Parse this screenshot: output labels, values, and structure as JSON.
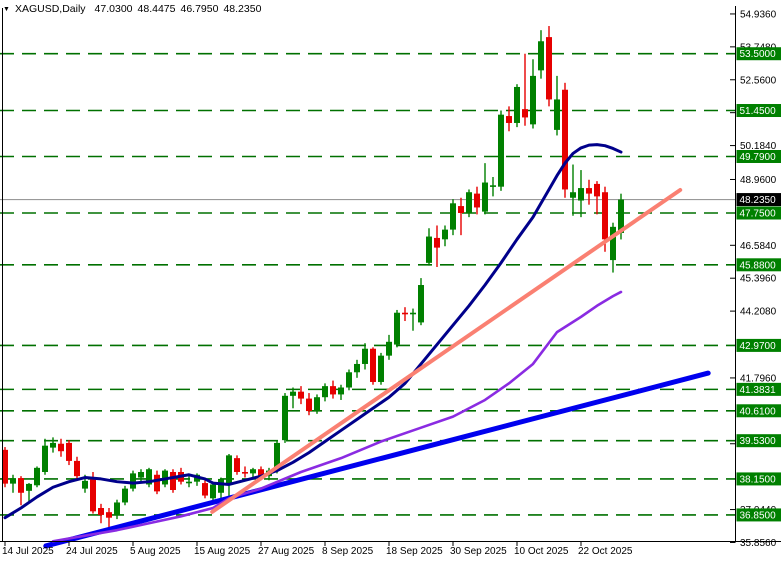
{
  "title": {
    "dropdown_marker": "▼",
    "symbol_timeframe": "XAGUSD,Daily",
    "open": "47.0300",
    "high": "48.4475",
    "low": "46.7950",
    "close": "48.2350"
  },
  "colors": {
    "background": "#ffffff",
    "bull": "#008000",
    "bear": "#e60000",
    "ma_fast_navy": "#00008B",
    "ma_slow_purple": "#8a2be2",
    "trendline_blue": "#0000ee",
    "trendline_salmon": "#fa8072",
    "level_dashed_green": "#007000",
    "current_price_line": "#999999",
    "label_green_bg": "#008000",
    "label_black_bg": "#000000",
    "label_text": "#ffffff",
    "axis_text": "#000000",
    "axis_line": "#000000"
  },
  "y_axis": {
    "ticks": [
      {
        "label": "54.9360",
        "price": 54.936
      },
      {
        "label": "53.7480",
        "price": 53.748
      },
      {
        "label": "52.5600",
        "price": 52.56
      },
      {
        "label": "51.3720",
        "price": 51.372
      },
      {
        "label": "50.1840",
        "price": 50.184
      },
      {
        "label": "48.9600",
        "price": 48.96
      },
      {
        "label": "46.5840",
        "price": 46.584
      },
      {
        "label": "45.3960",
        "price": 45.396
      },
      {
        "label": "44.2080",
        "price": 44.208
      },
      {
        "label": "41.7960",
        "price": 41.796
      },
      {
        "label": "39.4200",
        "price": 39.42
      },
      {
        "label": "37.0440",
        "price": 37.044
      },
      {
        "label": "35.8560",
        "price": 35.856
      }
    ],
    "price_labels": [
      {
        "label": "53.5000",
        "price": 53.5,
        "style": "green"
      },
      {
        "label": "51.4500",
        "price": 51.45,
        "style": "green"
      },
      {
        "label": "49.7900",
        "price": 49.79,
        "style": "green"
      },
      {
        "label": "48.2350",
        "price": 48.235,
        "style": "black"
      },
      {
        "label": "47.7500",
        "price": 47.75,
        "style": "green"
      },
      {
        "label": "45.8800",
        "price": 45.88,
        "style": "green"
      },
      {
        "label": "42.9700",
        "price": 42.97,
        "style": "green"
      },
      {
        "label": "41.3831",
        "price": 41.3831,
        "style": "green"
      },
      {
        "label": "40.6100",
        "price": 40.61,
        "style": "green"
      },
      {
        "label": "39.5300",
        "price": 39.53,
        "style": "green"
      },
      {
        "label": "38.1500",
        "price": 38.15,
        "style": "green"
      },
      {
        "label": "36.8500",
        "price": 36.85,
        "style": "green"
      }
    ]
  },
  "x_axis": {
    "labels": [
      {
        "label": "14 Jul 2025",
        "index": 0
      },
      {
        "label": "24 Jul 2025",
        "index": 8
      },
      {
        "label": "5 Aug 2025",
        "index": 16
      },
      {
        "label": "15 Aug 2025",
        "index": 24
      },
      {
        "label": "27 Aug 2025",
        "index": 32
      },
      {
        "label": "8 Sep 2025",
        "index": 40
      },
      {
        "label": "18 Sep 2025",
        "index": 48
      },
      {
        "label": "30 Sep 2025",
        "index": 56
      },
      {
        "label": "10 Oct 2025",
        "index": 64
      },
      {
        "label": "22 Oct 2025",
        "index": 72
      }
    ]
  },
  "chart_data": {
    "type": "candlestick",
    "symbol": "XAGUSD",
    "timeframe": "Daily",
    "title": "XAGUSD,Daily 47.0300 48.4475 46.7950 48.2350",
    "ylim": [
      35.7,
      54.95
    ],
    "grid": "horizontal-support-levels-only",
    "legend_position": "none",
    "current_price": 48.235,
    "support_resistance_levels": [
      53.5,
      51.45,
      49.79,
      47.75,
      45.88,
      42.97,
      41.3831,
      40.61,
      39.53,
      38.15,
      36.85
    ],
    "candles": [
      {
        "d": "2025-07-14",
        "o": 39.2,
        "h": 39.3,
        "l": 37.85,
        "c": 37.98
      },
      {
        "d": "2025-07-15",
        "o": 37.98,
        "h": 38.3,
        "l": 37.65,
        "c": 38.18
      },
      {
        "d": "2025-07-16",
        "o": 38.18,
        "h": 38.25,
        "l": 37.2,
        "c": 37.65
      },
      {
        "d": "2025-07-17",
        "o": 37.72,
        "h": 38.0,
        "l": 37.3,
        "c": 37.97
      },
      {
        "d": "2025-07-18",
        "o": 37.92,
        "h": 38.6,
        "l": 37.85,
        "c": 38.55
      },
      {
        "d": "2025-07-21",
        "o": 38.4,
        "h": 39.6,
        "l": 38.3,
        "c": 39.35
      },
      {
        "d": "2025-07-22",
        "o": 39.28,
        "h": 39.65,
        "l": 39.1,
        "c": 39.45
      },
      {
        "d": "2025-07-23",
        "o": 39.42,
        "h": 39.6,
        "l": 38.95,
        "c": 39.15
      },
      {
        "d": "2025-07-24",
        "o": 39.45,
        "h": 39.55,
        "l": 38.65,
        "c": 38.8
      },
      {
        "d": "2025-07-25",
        "o": 38.8,
        "h": 38.95,
        "l": 38.15,
        "c": 38.25
      },
      {
        "d": "2025-07-28",
        "o": 37.8,
        "h": 38.3,
        "l": 37.65,
        "c": 38.08
      },
      {
        "d": "2025-07-29",
        "o": 38.18,
        "h": 38.4,
        "l": 36.9,
        "c": 36.98
      },
      {
        "d": "2025-07-30",
        "o": 37.1,
        "h": 37.25,
        "l": 36.55,
        "c": 36.85
      },
      {
        "d": "2025-07-31",
        "o": 36.95,
        "h": 37.1,
        "l": 36.4,
        "c": 36.75
      },
      {
        "d": "2025-08-01",
        "o": 36.85,
        "h": 37.4,
        "l": 36.7,
        "c": 37.3
      },
      {
        "d": "2025-08-04",
        "o": 37.3,
        "h": 37.9,
        "l": 37.2,
        "c": 37.8
      },
      {
        "d": "2025-08-05",
        "o": 37.8,
        "h": 38.45,
        "l": 37.7,
        "c": 38.35
      },
      {
        "d": "2025-08-06",
        "o": 38.2,
        "h": 38.5,
        "l": 38.05,
        "c": 38.4
      },
      {
        "d": "2025-08-07",
        "o": 37.95,
        "h": 38.55,
        "l": 37.85,
        "c": 38.5
      },
      {
        "d": "2025-08-08",
        "o": 38.3,
        "h": 38.45,
        "l": 37.6,
        "c": 37.7
      },
      {
        "d": "2025-08-11",
        "o": 37.95,
        "h": 38.5,
        "l": 37.85,
        "c": 38.45
      },
      {
        "d": "2025-08-12",
        "o": 38.4,
        "h": 38.5,
        "l": 37.65,
        "c": 37.75
      },
      {
        "d": "2025-08-13",
        "o": 38.4,
        "h": 38.55,
        "l": 37.95,
        "c": 38.05
      },
      {
        "d": "2025-08-14",
        "o": 38.0,
        "h": 38.25,
        "l": 37.85,
        "c": 38.05
      },
      {
        "d": "2025-08-15",
        "o": 38.05,
        "h": 38.35,
        "l": 37.9,
        "c": 38.3
      },
      {
        "d": "2025-08-18",
        "o": 38.0,
        "h": 38.1,
        "l": 37.45,
        "c": 37.55
      },
      {
        "d": "2025-08-19",
        "o": 37.45,
        "h": 38.05,
        "l": 37.35,
        "c": 37.95
      },
      {
        "d": "2025-08-20",
        "o": 37.65,
        "h": 38.2,
        "l": 37.3,
        "c": 38.15
      },
      {
        "d": "2025-08-21",
        "o": 38.0,
        "h": 39.05,
        "l": 37.5,
        "c": 39.0
      },
      {
        "d": "2025-08-22",
        "o": 38.9,
        "h": 39.0,
        "l": 38.3,
        "c": 38.4
      },
      {
        "d": "2025-08-25",
        "o": 38.4,
        "h": 38.6,
        "l": 38.2,
        "c": 38.35
      },
      {
        "d": "2025-08-26",
        "o": 38.35,
        "h": 38.55,
        "l": 38.15,
        "c": 38.5
      },
      {
        "d": "2025-08-27",
        "o": 38.5,
        "h": 38.6,
        "l": 38.1,
        "c": 38.25
      },
      {
        "d": "2025-08-28",
        "o": 38.25,
        "h": 38.55,
        "l": 38.1,
        "c": 38.45
      },
      {
        "d": "2025-08-29",
        "o": 38.45,
        "h": 39.55,
        "l": 38.35,
        "c": 39.45
      },
      {
        "d": "2025-09-01",
        "o": 39.55,
        "h": 41.25,
        "l": 39.45,
        "c": 41.15
      },
      {
        "d": "2025-09-02",
        "o": 41.15,
        "h": 41.45,
        "l": 40.7,
        "c": 41.3
      },
      {
        "d": "2025-09-03",
        "o": 41.3,
        "h": 41.5,
        "l": 40.85,
        "c": 41.05
      },
      {
        "d": "2025-09-04",
        "o": 41.05,
        "h": 41.25,
        "l": 40.45,
        "c": 40.6
      },
      {
        "d": "2025-09-05",
        "o": 40.6,
        "h": 41.2,
        "l": 40.5,
        "c": 41.1
      },
      {
        "d": "2025-09-08",
        "o": 41.1,
        "h": 41.6,
        "l": 40.95,
        "c": 41.5
      },
      {
        "d": "2025-09-09",
        "o": 41.5,
        "h": 41.7,
        "l": 41.05,
        "c": 41.2
      },
      {
        "d": "2025-09-10",
        "o": 41.2,
        "h": 41.55,
        "l": 41.0,
        "c": 41.45
      },
      {
        "d": "2025-09-11",
        "o": 41.45,
        "h": 42.1,
        "l": 41.35,
        "c": 42.0
      },
      {
        "d": "2025-09-12",
        "o": 42.0,
        "h": 42.45,
        "l": 41.8,
        "c": 42.3
      },
      {
        "d": "2025-09-15",
        "o": 42.3,
        "h": 43.05,
        "l": 42.1,
        "c": 42.85
      },
      {
        "d": "2025-09-16",
        "o": 42.85,
        "h": 42.9,
        "l": 41.55,
        "c": 41.65
      },
      {
        "d": "2025-09-17",
        "o": 41.65,
        "h": 42.7,
        "l": 41.55,
        "c": 42.6
      },
      {
        "d": "2025-09-18",
        "o": 42.6,
        "h": 43.35,
        "l": 42.45,
        "c": 43.1
      },
      {
        "d": "2025-09-19",
        "o": 43.0,
        "h": 44.25,
        "l": 42.9,
        "c": 44.15
      },
      {
        "d": "2025-09-22",
        "o": 44.15,
        "h": 44.35,
        "l": 43.85,
        "c": 44.1
      },
      {
        "d": "2025-09-23",
        "o": 44.1,
        "h": 44.3,
        "l": 43.5,
        "c": 44.15
      },
      {
        "d": "2025-09-24",
        "o": 43.8,
        "h": 45.4,
        "l": 43.7,
        "c": 45.15
      },
      {
        "d": "2025-09-25",
        "o": 45.95,
        "h": 47.2,
        "l": 45.85,
        "c": 46.9
      },
      {
        "d": "2025-09-26",
        "o": 46.85,
        "h": 47.3,
        "l": 45.8,
        "c": 46.5
      },
      {
        "d": "2025-09-29",
        "o": 46.8,
        "h": 47.3,
        "l": 46.55,
        "c": 47.15
      },
      {
        "d": "2025-09-30",
        "o": 47.15,
        "h": 48.25,
        "l": 46.95,
        "c": 48.1
      },
      {
        "d": "2025-10-01",
        "o": 48.0,
        "h": 48.3,
        "l": 46.95,
        "c": 47.75
      },
      {
        "d": "2025-10-02",
        "o": 47.75,
        "h": 48.6,
        "l": 47.6,
        "c": 48.5
      },
      {
        "d": "2025-10-03",
        "o": 48.45,
        "h": 48.7,
        "l": 47.7,
        "c": 47.95
      },
      {
        "d": "2025-10-06",
        "o": 47.8,
        "h": 49.55,
        "l": 47.7,
        "c": 48.85
      },
      {
        "d": "2025-10-07",
        "o": 48.7,
        "h": 49.05,
        "l": 48.35,
        "c": 48.75
      },
      {
        "d": "2025-10-08",
        "o": 48.7,
        "h": 51.45,
        "l": 48.55,
        "c": 51.3
      },
      {
        "d": "2025-10-09",
        "o": 51.25,
        "h": 51.6,
        "l": 50.7,
        "c": 51.0
      },
      {
        "d": "2025-10-10",
        "o": 51.0,
        "h": 52.4,
        "l": 50.85,
        "c": 52.3
      },
      {
        "d": "2025-10-13",
        "o": 51.5,
        "h": 53.5,
        "l": 50.9,
        "c": 51.2
      },
      {
        "d": "2025-10-14",
        "o": 50.95,
        "h": 53.3,
        "l": 50.8,
        "c": 52.7
      },
      {
        "d": "2025-10-15",
        "o": 52.9,
        "h": 54.35,
        "l": 52.6,
        "c": 53.95
      },
      {
        "d": "2025-10-16",
        "o": 54.1,
        "h": 54.5,
        "l": 51.6,
        "c": 51.85
      },
      {
        "d": "2025-10-17",
        "o": 50.75,
        "h": 52.7,
        "l": 50.55,
        "c": 51.85
      },
      {
        "d": "2025-10-20",
        "o": 52.2,
        "h": 52.45,
        "l": 48.3,
        "c": 48.6
      },
      {
        "d": "2025-10-21",
        "o": 48.3,
        "h": 49.5,
        "l": 47.65,
        "c": 48.5
      },
      {
        "d": "2025-10-22",
        "o": 48.2,
        "h": 49.3,
        "l": 47.6,
        "c": 48.65
      },
      {
        "d": "2025-10-23",
        "o": 48.65,
        "h": 48.95,
        "l": 48.05,
        "c": 48.45
      },
      {
        "d": "2025-10-24",
        "o": 48.8,
        "h": 48.9,
        "l": 47.7,
        "c": 48.35
      },
      {
        "d": "2025-10-27",
        "o": 48.5,
        "h": 48.7,
        "l": 46.35,
        "c": 46.8
      },
      {
        "d": "2025-10-28",
        "o": 46.05,
        "h": 47.4,
        "l": 45.6,
        "c": 47.25
      },
      {
        "d": "2025-10-29",
        "o": 47.03,
        "h": 48.4475,
        "l": 46.795,
        "c": 48.235
      }
    ],
    "ma_fast_navy_points": [
      [
        0,
        36.75
      ],
      [
        2,
        37.1
      ],
      [
        4,
        37.5
      ],
      [
        6,
        37.85
      ],
      [
        8,
        38.05
      ],
      [
        10,
        38.2
      ],
      [
        12,
        38.15
      ],
      [
        14,
        38.05
      ],
      [
        16,
        38.0
      ],
      [
        18,
        38.05
      ],
      [
        20,
        38.15
      ],
      [
        22,
        38.25
      ],
      [
        23,
        38.3
      ],
      [
        25,
        38.15
      ],
      [
        26,
        38.0
      ],
      [
        28,
        37.95
      ],
      [
        30,
        38.1
      ],
      [
        32,
        38.25
      ],
      [
        34,
        38.45
      ],
      [
        36,
        38.75
      ],
      [
        38,
        39.1
      ],
      [
        40,
        39.5
      ],
      [
        42,
        39.9
      ],
      [
        44,
        40.3
      ],
      [
        46,
        40.7
      ],
      [
        48,
        41.1
      ],
      [
        50,
        41.6
      ],
      [
        52,
        42.3
      ],
      [
        54,
        43.0
      ],
      [
        56,
        43.7
      ],
      [
        58,
        44.4
      ],
      [
        60,
        45.15
      ],
      [
        62,
        45.95
      ],
      [
        64,
        46.8
      ],
      [
        66,
        47.6
      ],
      [
        67,
        48.1
      ],
      [
        68,
        48.6
      ],
      [
        69,
        49.1
      ],
      [
        70,
        49.55
      ],
      [
        71,
        49.9
      ],
      [
        72,
        50.1
      ],
      [
        73,
        50.2
      ],
      [
        74,
        50.22
      ],
      [
        75,
        50.18
      ],
      [
        76,
        50.08
      ],
      [
        77,
        49.95
      ]
    ],
    "ma_slow_purple_points": [
      [
        6,
        35.9
      ],
      [
        10,
        36.1
      ],
      [
        14,
        36.3
      ],
      [
        18,
        36.55
      ],
      [
        22,
        36.8
      ],
      [
        26,
        37.1
      ],
      [
        28,
        37.45
      ],
      [
        32,
        37.8
      ],
      [
        37,
        38.4
      ],
      [
        42,
        38.9
      ],
      [
        47,
        39.5
      ],
      [
        52,
        40.0
      ],
      [
        56,
        40.4
      ],
      [
        60,
        41.0
      ],
      [
        63,
        41.6
      ],
      [
        66,
        42.3
      ],
      [
        69,
        43.45
      ],
      [
        72,
        44.0
      ],
      [
        74,
        44.4
      ],
      [
        76,
        44.75
      ],
      [
        77,
        44.9
      ]
    ],
    "trendlines": [
      {
        "name": "blue-long-term-trendline",
        "i1": 5.1,
        "p1": 35.73,
        "i2": 87.9,
        "p2": 41.97
      },
      {
        "name": "salmon-steep-trendline",
        "i1": 25.9,
        "p1": 36.96,
        "i2": 84.4,
        "p2": 48.58
      }
    ]
  }
}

TASK GOAL:
Among the entries above, how many lines hold the string "name"? Give the number by itself.

TASK RESPONSE:
2